[Figure content listings]

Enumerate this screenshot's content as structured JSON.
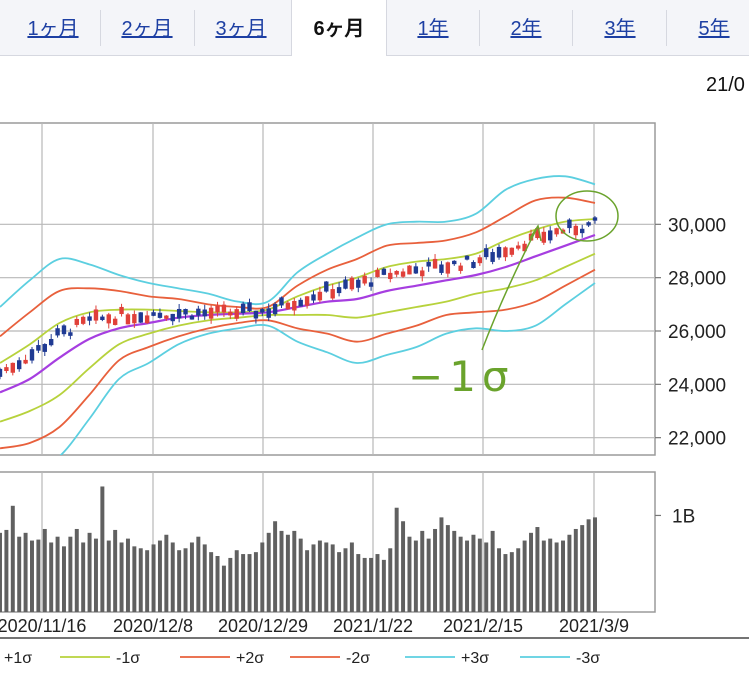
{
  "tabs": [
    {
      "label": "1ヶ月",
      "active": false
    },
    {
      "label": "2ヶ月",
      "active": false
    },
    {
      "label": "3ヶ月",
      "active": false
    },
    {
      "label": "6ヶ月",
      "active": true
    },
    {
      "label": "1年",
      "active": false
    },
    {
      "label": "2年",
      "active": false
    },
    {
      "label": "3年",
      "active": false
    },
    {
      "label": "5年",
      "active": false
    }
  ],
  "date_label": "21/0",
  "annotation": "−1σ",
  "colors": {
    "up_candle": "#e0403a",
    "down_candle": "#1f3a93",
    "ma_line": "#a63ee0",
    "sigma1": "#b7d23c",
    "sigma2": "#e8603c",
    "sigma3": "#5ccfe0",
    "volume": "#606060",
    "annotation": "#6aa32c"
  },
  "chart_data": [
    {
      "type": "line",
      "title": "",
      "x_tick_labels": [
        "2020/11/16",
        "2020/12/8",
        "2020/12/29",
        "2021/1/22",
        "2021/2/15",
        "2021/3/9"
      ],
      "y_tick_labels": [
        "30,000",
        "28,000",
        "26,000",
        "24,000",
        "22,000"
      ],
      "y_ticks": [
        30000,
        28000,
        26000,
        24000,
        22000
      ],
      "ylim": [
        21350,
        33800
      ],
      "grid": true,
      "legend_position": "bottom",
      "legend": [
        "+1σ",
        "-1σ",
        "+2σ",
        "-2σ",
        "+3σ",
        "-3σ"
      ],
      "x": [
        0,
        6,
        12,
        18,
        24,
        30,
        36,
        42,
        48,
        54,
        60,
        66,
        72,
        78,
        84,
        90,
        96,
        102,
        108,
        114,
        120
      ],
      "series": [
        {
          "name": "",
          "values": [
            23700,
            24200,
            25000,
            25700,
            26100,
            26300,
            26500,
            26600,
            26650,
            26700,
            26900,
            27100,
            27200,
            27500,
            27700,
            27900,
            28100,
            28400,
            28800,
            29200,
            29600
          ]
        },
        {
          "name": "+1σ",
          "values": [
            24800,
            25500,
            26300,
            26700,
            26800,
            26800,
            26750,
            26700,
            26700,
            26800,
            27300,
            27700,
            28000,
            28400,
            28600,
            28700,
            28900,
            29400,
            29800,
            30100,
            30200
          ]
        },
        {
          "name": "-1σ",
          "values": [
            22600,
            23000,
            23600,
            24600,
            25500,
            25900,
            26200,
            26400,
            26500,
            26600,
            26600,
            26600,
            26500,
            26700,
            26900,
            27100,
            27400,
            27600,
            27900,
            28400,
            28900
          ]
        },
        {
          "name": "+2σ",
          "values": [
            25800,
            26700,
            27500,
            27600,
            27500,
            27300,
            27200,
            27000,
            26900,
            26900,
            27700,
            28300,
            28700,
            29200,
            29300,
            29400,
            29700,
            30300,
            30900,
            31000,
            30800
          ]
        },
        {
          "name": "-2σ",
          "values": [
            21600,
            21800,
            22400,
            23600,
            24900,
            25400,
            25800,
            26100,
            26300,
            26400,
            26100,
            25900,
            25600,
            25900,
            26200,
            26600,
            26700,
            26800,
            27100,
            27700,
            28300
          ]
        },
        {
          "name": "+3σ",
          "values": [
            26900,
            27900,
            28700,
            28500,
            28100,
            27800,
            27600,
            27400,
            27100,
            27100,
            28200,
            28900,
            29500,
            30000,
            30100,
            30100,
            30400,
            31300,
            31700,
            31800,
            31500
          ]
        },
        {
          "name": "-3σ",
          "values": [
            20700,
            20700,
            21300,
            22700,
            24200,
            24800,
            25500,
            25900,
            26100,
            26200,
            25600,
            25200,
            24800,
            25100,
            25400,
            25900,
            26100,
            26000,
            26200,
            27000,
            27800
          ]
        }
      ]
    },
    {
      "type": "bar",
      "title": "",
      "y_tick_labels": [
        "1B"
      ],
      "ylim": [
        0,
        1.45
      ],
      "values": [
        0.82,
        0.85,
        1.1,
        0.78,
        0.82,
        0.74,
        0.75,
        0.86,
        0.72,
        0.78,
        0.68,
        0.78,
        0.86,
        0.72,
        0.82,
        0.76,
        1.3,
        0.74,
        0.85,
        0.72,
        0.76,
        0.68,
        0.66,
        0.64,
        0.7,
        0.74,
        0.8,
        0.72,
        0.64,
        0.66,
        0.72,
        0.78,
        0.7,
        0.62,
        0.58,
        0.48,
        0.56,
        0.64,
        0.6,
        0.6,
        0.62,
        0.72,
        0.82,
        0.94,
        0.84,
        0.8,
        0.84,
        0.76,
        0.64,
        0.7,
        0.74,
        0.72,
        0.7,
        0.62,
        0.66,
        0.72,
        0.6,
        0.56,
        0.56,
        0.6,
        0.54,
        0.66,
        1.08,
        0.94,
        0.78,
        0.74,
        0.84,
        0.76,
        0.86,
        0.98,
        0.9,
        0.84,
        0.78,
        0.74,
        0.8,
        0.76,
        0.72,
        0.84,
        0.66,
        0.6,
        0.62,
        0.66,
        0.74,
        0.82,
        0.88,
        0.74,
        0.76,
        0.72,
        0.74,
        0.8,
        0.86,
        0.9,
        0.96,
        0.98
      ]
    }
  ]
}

**Requirements**: Look through the entries above. Extract each line with the word "name".

**Solution to this exercise**:
          "name": "",
          "name": "+1σ",
          "name": "-1σ",
          "name": "+2σ",
          "name": "-2σ",
          "name": "+3σ",
          "name": "-3σ",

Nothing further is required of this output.